[Task goal]: Read the records and gather each line that includes "octobre".

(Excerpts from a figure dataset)
⁂
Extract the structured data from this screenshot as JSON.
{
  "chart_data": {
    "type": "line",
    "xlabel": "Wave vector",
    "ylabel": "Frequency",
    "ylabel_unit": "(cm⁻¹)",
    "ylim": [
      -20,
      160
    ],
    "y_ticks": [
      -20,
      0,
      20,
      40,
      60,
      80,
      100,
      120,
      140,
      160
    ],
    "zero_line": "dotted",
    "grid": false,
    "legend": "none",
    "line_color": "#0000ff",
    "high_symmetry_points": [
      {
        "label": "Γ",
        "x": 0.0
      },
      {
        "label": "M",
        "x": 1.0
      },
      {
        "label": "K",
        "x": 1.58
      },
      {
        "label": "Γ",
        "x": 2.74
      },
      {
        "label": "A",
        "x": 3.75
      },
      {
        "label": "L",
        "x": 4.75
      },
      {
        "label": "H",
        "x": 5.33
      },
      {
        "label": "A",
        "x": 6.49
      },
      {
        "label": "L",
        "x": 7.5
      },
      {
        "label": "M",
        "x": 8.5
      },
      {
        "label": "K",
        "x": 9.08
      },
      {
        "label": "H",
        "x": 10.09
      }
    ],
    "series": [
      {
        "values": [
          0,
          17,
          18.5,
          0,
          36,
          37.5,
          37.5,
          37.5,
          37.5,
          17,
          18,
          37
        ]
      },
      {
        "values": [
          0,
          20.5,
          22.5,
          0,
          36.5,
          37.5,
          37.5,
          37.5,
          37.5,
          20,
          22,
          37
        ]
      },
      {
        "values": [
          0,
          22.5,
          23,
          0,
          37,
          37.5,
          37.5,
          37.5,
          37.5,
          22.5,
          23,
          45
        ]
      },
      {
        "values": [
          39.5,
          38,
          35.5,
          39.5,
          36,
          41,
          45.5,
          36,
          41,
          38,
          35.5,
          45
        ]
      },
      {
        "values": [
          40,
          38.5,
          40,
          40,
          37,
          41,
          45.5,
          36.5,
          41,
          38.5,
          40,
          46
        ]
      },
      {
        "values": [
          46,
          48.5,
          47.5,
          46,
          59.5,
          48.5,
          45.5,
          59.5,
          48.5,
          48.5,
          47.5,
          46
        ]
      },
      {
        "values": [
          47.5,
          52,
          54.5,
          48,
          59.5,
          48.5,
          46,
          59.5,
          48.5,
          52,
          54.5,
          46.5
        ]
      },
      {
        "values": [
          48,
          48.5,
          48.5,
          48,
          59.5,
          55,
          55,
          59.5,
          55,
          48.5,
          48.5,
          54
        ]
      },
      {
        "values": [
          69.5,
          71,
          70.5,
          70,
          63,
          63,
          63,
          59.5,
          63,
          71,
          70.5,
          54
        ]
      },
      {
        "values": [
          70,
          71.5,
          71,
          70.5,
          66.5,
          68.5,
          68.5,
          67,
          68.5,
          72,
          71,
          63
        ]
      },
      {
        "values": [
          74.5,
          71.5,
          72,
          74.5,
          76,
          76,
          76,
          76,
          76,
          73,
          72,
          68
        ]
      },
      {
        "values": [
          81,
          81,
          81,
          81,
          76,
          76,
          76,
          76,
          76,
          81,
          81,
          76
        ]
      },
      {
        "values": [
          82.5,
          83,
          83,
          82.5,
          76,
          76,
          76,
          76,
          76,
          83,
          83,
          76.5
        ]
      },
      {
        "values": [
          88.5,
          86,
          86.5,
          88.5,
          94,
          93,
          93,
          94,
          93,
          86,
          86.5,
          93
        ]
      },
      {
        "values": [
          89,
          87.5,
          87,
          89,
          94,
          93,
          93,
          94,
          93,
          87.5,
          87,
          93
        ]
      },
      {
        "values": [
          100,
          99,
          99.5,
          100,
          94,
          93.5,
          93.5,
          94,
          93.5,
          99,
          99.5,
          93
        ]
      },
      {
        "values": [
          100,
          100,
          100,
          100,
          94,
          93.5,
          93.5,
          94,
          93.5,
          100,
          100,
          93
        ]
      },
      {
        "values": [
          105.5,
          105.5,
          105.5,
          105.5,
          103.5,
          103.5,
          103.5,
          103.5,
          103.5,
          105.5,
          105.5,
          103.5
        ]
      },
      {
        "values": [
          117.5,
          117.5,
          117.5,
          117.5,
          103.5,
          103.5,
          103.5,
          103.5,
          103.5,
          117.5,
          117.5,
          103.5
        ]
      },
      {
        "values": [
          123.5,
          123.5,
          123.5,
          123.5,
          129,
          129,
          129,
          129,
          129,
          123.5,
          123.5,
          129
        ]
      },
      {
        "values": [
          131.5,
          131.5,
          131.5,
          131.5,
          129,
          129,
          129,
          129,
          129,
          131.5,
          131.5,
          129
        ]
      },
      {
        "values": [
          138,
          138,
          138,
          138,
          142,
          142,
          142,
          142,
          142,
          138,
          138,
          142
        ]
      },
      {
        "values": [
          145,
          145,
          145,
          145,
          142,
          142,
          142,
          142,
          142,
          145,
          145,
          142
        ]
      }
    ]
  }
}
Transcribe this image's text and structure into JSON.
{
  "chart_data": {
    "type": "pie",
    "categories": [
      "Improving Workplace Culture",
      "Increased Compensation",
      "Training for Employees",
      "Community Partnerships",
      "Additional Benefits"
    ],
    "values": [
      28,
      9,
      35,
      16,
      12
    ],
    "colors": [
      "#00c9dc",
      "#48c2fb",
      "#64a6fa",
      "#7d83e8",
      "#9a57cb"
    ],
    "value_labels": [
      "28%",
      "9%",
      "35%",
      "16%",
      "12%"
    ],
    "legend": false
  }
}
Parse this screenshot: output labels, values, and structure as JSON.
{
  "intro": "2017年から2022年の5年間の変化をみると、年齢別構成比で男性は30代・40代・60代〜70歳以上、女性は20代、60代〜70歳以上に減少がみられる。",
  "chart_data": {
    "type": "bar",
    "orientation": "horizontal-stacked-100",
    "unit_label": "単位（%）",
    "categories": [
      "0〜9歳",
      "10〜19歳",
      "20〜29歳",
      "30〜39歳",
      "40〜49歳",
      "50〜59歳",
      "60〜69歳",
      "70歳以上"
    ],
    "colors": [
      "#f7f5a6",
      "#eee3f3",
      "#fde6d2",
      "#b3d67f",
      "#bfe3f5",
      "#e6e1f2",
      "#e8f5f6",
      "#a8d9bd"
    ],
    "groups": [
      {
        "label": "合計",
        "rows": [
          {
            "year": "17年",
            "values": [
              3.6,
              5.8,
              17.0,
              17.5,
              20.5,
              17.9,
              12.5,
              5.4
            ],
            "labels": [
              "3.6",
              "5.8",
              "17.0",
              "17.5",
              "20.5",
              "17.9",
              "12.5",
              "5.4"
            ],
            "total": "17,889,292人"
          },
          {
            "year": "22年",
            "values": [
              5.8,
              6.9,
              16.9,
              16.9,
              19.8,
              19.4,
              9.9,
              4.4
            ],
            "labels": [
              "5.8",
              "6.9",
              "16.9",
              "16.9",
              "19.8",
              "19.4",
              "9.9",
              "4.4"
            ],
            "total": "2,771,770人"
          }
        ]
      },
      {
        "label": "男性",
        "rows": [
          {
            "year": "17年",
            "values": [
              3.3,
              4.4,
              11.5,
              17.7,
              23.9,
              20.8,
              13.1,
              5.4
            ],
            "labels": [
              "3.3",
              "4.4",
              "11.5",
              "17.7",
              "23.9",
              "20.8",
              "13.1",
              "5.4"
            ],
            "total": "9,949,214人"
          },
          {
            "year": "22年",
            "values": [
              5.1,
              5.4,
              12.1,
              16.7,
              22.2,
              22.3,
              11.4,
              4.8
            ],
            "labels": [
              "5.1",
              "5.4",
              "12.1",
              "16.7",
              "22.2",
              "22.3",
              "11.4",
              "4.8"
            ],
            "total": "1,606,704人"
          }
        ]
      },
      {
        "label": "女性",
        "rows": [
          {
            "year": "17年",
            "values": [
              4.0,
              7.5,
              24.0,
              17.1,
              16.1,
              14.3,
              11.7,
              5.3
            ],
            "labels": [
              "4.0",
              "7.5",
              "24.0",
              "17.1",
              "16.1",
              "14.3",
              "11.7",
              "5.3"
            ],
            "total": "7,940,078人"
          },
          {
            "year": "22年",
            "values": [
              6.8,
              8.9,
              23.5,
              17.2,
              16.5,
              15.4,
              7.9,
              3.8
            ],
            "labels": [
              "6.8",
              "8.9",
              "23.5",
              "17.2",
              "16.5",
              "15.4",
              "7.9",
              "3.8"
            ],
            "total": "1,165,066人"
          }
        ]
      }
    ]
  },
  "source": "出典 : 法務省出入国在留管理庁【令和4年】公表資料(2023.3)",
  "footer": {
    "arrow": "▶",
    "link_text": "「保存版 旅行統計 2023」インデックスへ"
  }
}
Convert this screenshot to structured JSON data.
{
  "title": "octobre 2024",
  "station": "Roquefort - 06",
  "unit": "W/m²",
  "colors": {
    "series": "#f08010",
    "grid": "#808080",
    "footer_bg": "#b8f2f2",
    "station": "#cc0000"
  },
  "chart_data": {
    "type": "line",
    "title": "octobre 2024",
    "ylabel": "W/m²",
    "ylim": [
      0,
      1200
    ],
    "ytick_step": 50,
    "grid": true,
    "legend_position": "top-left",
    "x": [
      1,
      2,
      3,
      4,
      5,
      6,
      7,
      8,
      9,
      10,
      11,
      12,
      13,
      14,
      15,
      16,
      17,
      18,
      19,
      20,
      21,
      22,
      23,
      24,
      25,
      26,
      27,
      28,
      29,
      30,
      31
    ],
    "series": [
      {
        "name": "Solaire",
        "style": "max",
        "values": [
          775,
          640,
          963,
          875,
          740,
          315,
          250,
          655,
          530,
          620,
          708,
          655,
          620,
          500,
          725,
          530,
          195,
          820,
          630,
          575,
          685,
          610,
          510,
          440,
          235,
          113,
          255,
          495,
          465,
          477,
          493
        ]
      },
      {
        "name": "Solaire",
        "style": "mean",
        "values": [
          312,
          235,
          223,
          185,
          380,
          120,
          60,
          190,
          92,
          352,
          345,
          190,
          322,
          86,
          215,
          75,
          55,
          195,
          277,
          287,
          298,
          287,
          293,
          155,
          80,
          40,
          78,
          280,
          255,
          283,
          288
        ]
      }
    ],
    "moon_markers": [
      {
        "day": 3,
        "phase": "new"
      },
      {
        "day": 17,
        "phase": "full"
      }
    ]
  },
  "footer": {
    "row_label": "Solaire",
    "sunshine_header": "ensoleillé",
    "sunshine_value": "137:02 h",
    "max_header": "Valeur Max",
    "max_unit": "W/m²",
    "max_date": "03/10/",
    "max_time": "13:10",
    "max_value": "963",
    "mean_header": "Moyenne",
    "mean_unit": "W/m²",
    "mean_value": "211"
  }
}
⁂
[Answer below]:
  "title": "octobre 2024",
    "title": "octobre 2024",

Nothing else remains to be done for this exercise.